Starting at the line that contains "Output the text content of this document.", copy each line through the end of the listing below. Include both ends and output nothing more.
begin Given data
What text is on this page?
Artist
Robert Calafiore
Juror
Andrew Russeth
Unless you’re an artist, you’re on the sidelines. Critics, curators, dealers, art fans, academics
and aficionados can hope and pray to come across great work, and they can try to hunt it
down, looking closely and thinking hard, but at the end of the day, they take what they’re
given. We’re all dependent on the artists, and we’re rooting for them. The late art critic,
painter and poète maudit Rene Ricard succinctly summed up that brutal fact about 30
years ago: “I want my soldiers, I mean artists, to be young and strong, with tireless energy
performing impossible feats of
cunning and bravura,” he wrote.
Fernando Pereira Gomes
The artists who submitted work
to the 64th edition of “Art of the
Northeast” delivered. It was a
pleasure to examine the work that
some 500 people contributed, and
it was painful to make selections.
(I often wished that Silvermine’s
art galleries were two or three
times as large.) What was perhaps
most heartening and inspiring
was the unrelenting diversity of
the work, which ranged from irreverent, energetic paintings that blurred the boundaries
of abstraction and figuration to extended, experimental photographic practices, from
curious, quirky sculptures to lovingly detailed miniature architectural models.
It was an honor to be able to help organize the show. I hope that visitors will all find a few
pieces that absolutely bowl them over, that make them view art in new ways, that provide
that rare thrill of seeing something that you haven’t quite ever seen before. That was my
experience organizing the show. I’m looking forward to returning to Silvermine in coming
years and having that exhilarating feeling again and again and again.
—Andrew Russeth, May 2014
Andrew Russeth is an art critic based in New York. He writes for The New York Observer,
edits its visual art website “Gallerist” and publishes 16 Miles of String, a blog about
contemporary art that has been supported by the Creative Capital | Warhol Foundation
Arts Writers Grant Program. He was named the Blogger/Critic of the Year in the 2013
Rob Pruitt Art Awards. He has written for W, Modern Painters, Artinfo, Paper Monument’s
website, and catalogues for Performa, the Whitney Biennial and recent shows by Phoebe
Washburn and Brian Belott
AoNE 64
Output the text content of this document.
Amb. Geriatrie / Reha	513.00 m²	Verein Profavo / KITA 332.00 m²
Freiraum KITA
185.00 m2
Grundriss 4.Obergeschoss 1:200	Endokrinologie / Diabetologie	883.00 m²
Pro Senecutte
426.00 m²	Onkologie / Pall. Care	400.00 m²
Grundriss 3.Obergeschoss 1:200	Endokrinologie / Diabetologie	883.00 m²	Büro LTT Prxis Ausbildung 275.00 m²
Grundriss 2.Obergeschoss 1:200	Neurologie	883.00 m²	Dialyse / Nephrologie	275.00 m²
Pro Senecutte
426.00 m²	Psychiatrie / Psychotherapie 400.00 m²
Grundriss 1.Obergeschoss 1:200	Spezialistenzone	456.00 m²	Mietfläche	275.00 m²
end Given data
-- Answer to the task --
Output the text content of this document.
Amb. Geriatrie / Reha	513.00 m²	Verein Profavo / KITA 332.00 m²
Freiraum KITA
185.00 m2
Grundriss 4.Obergeschoss 1:200	Endokrinologie / Diabetologie	883.00 m²
Pro Senecutte
426.00 m²	Onkologie / Pall. Care	400.00 m²
Grundriss 3.Obergeschoss 1:200	Endokrinologie / Diabetologie	883.00 m²	Büro LTT Prxis Ausbildung 275.00 m²
Grundriss 2.Obergeschoss 1:200	Neurologie	883.00 m²	Dialyse / Nephrologie	275.00 m²
Pro Senecutte
426.00 m²	Psychiatrie / Psychotherapie 400.00 m²
Grundriss 1.Obergeschoss 1:200	Spezialistenzone	456.00 m²	Mietfläche	275.00 m²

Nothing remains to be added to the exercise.